* [Task instructions]
Retype the whole listing below, character for character.

[Items from a figure collection]
/---

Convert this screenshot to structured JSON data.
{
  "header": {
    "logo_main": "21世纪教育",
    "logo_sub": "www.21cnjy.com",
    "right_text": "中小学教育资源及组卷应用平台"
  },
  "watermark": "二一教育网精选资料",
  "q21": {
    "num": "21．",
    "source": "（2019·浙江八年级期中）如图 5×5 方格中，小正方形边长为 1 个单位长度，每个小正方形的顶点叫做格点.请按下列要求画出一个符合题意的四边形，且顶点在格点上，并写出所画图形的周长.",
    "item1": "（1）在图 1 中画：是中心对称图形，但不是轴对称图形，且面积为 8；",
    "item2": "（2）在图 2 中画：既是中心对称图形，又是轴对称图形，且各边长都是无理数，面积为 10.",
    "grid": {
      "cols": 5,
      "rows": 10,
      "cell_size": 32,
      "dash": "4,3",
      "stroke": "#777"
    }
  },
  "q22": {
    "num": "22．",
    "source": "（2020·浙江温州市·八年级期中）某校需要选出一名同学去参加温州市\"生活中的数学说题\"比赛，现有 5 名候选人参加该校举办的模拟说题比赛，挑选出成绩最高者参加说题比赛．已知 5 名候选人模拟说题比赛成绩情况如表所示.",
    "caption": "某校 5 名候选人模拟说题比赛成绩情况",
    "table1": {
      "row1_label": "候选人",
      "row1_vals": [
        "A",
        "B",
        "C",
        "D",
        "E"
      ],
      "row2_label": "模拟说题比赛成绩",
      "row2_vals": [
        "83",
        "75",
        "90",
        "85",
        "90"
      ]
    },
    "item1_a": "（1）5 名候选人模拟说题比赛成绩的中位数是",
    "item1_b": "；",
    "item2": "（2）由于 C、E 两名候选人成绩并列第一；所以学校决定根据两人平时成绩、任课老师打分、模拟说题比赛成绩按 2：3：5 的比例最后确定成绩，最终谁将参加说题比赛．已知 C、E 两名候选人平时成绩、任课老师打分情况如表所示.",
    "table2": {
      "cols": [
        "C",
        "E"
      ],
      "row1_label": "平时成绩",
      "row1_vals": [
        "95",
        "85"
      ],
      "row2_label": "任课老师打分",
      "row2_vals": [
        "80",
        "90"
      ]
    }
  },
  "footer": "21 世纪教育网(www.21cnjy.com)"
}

\---

* [Result of this exercise]
Convert this screenshot to structured JSON data.
{
  "header": {
    "logo_main": "21世纪教育",
    "logo_sub": "www.21cnjy.com",
    "right_text": "中小学教育资源及组卷应用平台"
  },
  "watermark": "二一教育网精选资料",
  "q21": {
    "num": "21．",
    "source": "（2019·浙江八年级期中）如图 5×5 方格中，小正方形边长为 1 个单位长度，每个小正方形的顶点叫做格点.请按下列要求画出一个符合题意的四边形，且顶点在格点上，并写出所画图形的周长.",
    "item1": "（1）在图 1 中画：是中心对称图形，但不是轴对称图形，且面积为 8；",
    "item2": "（2）在图 2 中画：既是中心对称图形，又是轴对称图形，且各边长都是无理数，面积为 10.",
    "grid": {
      "cols": 5,
      "rows": 10,
      "cell_size": 32,
      "dash": "4,3",
      "stroke": "#777"
    }
  },
  "q22": {
    "num": "22．",
    "source": "（2020·浙江温州市·八年级期中）某校需要选出一名同学去参加温州市\"生活中的数学说题\"比赛，现有 5 名候选人参加该校举办的模拟说题比赛，挑选出成绩最高者参加说题比赛．已知 5 名候选人模拟说题比赛成绩情况如表所示.",
    "caption": "某校 5 名候选人模拟说题比赛成绩情况",
    "table1": {
      "row1_label": "候选人",
      "row1_vals": [
        "A",
        "B",
        "C",
        "D",
        "E"
      ],
      "row2_label": "模拟说题比赛成绩",
      "row2_vals": [
        "83",
        "75",
        "90",
        "85",
        "90"
      ]
    },
    "item1_a": "（1）5 名候选人模拟说题比赛成绩的中位数是",
    "item1_b": "；",
    "item2": "（2）由于 C、E 两名候选人成绩并列第一；所以学校决定根据两人平时成绩、任课老师打分、模拟说题比赛成绩按 2：3：5 的比例最后确定成绩，最终谁将参加说题比赛．已知 C、E 两名候选人平时成绩、任课老师打分情况如表所示.",
    "table2": {
      "cols": [
        "C",
        "E"
      ],
      "row1_label": "平时成绩",
      "row1_vals": [
        "95",
        "85"
      ],
      "row2_label": "任课老师打分",
      "row2_vals": [
        "80",
        "90"
      ]
    }
  },
  "footer": "21 世纪教育网(www.21cnjy.com)"
}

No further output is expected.